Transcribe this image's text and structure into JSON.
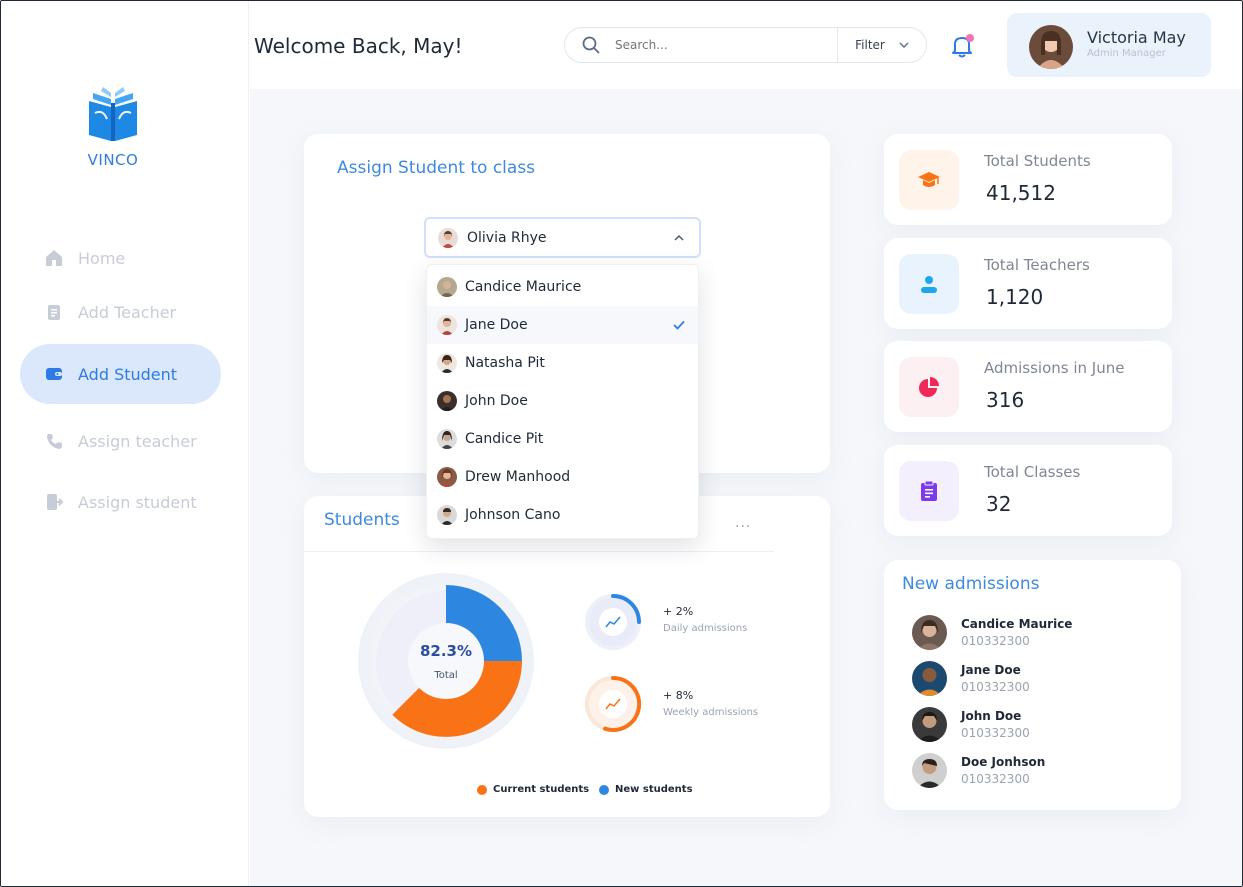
{
  "header": {
    "welcome": "Welcome Back, May!",
    "search_placeholder": "Search...",
    "filter_label": "Filter",
    "notification_count": "1"
  },
  "profile": {
    "name": "Victoria May",
    "role": "Admin Manager"
  },
  "sidebar": {
    "logo_text": "VINCO",
    "items": [
      {
        "label": "Home",
        "icon": "home-icon",
        "active": false
      },
      {
        "label": "Add Teacher",
        "icon": "clipboard-icon",
        "active": false
      },
      {
        "label": "Add Student",
        "icon": "wallet-icon",
        "active": true
      },
      {
        "label": "Assign teacher",
        "icon": "phone-icon",
        "active": false
      },
      {
        "label": "Assign student",
        "icon": "login-icon",
        "active": false
      }
    ]
  },
  "assign": {
    "title": "Assign Student to class",
    "selected": "Olivia Rhye",
    "options": [
      {
        "name": "Candice Maurice",
        "selected": false
      },
      {
        "name": "Jane Doe",
        "selected": true
      },
      {
        "name": "Natasha Pit",
        "selected": false
      },
      {
        "name": "John Doe",
        "selected": false
      },
      {
        "name": "Candice Pit",
        "selected": false
      },
      {
        "name": "Drew Manhood",
        "selected": false
      },
      {
        "name": "Johnson Cano",
        "selected": false
      }
    ]
  },
  "students": {
    "title": "Students",
    "more": "...",
    "total_value": "82.3%",
    "total_label": "Total",
    "daily_value": "+ 2%",
    "daily_label": "Daily admissions",
    "weekly_value": "+ 8%",
    "weekly_label": "Weekly admissions",
    "legend_current": "Current students",
    "legend_new": "New students"
  },
  "chart_data": {
    "type": "pie",
    "title": "Students",
    "center_label": "82.3%",
    "slices": [
      {
        "name": "Current students",
        "color": "#f97316"
      },
      {
        "name": "New students",
        "color": "#2d86e0"
      }
    ],
    "daily_progress": 0.25,
    "weekly_progress": 0.55
  },
  "stats": [
    {
      "title": "Total Students",
      "value": "41,512",
      "icon": "graduation-cap-icon",
      "bg": "#fff3ea",
      "color": "#f97316"
    },
    {
      "title": "Total Teachers",
      "value": "1,120",
      "icon": "user-icon",
      "bg": "#e8f3fd",
      "color": "#1ea7f0"
    },
    {
      "title": "Admissions in June",
      "value": "316",
      "icon": "pie-chart-icon",
      "bg": "#fdf0f3",
      "color": "#ef2a5a"
    },
    {
      "title": "Total Classes",
      "value": "32",
      "icon": "clipboard-list-icon",
      "bg": "#f3effd",
      "color": "#7c3aed"
    }
  ],
  "admissions": {
    "title": "New admissions",
    "items": [
      {
        "name": "Candice Maurice",
        "id": "010332300"
      },
      {
        "name": "Jane Doe",
        "id": "010332300"
      },
      {
        "name": "John Doe",
        "id": "010332300"
      },
      {
        "name": "Doe Jonhson",
        "id": "010332300"
      }
    ]
  },
  "colors": {
    "accent": "#2f7be5",
    "orange": "#f97316",
    "blue": "#2d86e0"
  }
}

__WHAT IS ASKED__:
Print the records word for word and exclude any picture they hold.

__THE COMPLETED TASK__:
Transcribe this image's text and structure into JSON.
{
  "header": {
    "welcome": "Welcome Back, May!",
    "search_placeholder": "Search...",
    "filter_label": "Filter",
    "notification_count": "1"
  },
  "profile": {
    "name": "Victoria May",
    "role": "Admin Manager"
  },
  "sidebar": {
    "logo_text": "VINCO",
    "items": [
      {
        "label": "Home",
        "icon": "home-icon",
        "active": false
      },
      {
        "label": "Add Teacher",
        "icon": "clipboard-icon",
        "active": false
      },
      {
        "label": "Add Student",
        "icon": "wallet-icon",
        "active": true
      },
      {
        "label": "Assign teacher",
        "icon": "phone-icon",
        "active": false
      },
      {
        "label": "Assign student",
        "icon": "login-icon",
        "active": false
      }
    ]
  },
  "assign": {
    "title": "Assign Student to class",
    "selected": "Olivia Rhye",
    "options": [
      {
        "name": "Candice Maurice",
        "selected": false
      },
      {
        "name": "Jane Doe",
        "selected": true
      },
      {
        "name": "Natasha Pit",
        "selected": false
      },
      {
        "name": "John Doe",
        "selected": false
      },
      {
        "name": "Candice Pit",
        "selected": false
      },
      {
        "name": "Drew Manhood",
        "selected": false
      },
      {
        "name": "Johnson Cano",
        "selected": false
      }
    ]
  },
  "students": {
    "title": "Students",
    "more": "...",
    "total_value": "82.3%",
    "total_label": "Total",
    "daily_value": "+ 2%",
    "daily_label": "Daily admissions",
    "weekly_value": "+ 8%",
    "weekly_label": "Weekly admissions",
    "legend_current": "Current students",
    "legend_new": "New students"
  },
  "chart_data": {
    "type": "pie",
    "title": "Students",
    "center_label": "82.3%",
    "slices": [
      {
        "name": "Current students",
        "color": "#f97316"
      },
      {
        "name": "New students",
        "color": "#2d86e0"
      }
    ],
    "daily_progress": 0.25,
    "weekly_progress": 0.55
  },
  "stats": [
    {
      "title": "Total Students",
      "value": "41,512",
      "icon": "graduation-cap-icon",
      "bg": "#fff3ea",
      "color": "#f97316"
    },
    {
      "title": "Total Teachers",
      "value": "1,120",
      "icon": "user-icon",
      "bg": "#e8f3fd",
      "color": "#1ea7f0"
    },
    {
      "title": "Admissions in June",
      "value": "316",
      "icon": "pie-chart-icon",
      "bg": "#fdf0f3",
      "color": "#ef2a5a"
    },
    {
      "title": "Total Classes",
      "value": "32",
      "icon": "clipboard-list-icon",
      "bg": "#f3effd",
      "color": "#7c3aed"
    }
  ],
  "admissions": {
    "title": "New admissions",
    "items": [
      {
        "name": "Candice Maurice",
        "id": "010332300"
      },
      {
        "name": "Jane Doe",
        "id": "010332300"
      },
      {
        "name": "John Doe",
        "id": "010332300"
      },
      {
        "name": "Doe Jonhson",
        "id": "010332300"
      }
    ]
  },
  "colors": {
    "accent": "#2f7be5",
    "orange": "#f97316",
    "blue": "#2d86e0"
  }
}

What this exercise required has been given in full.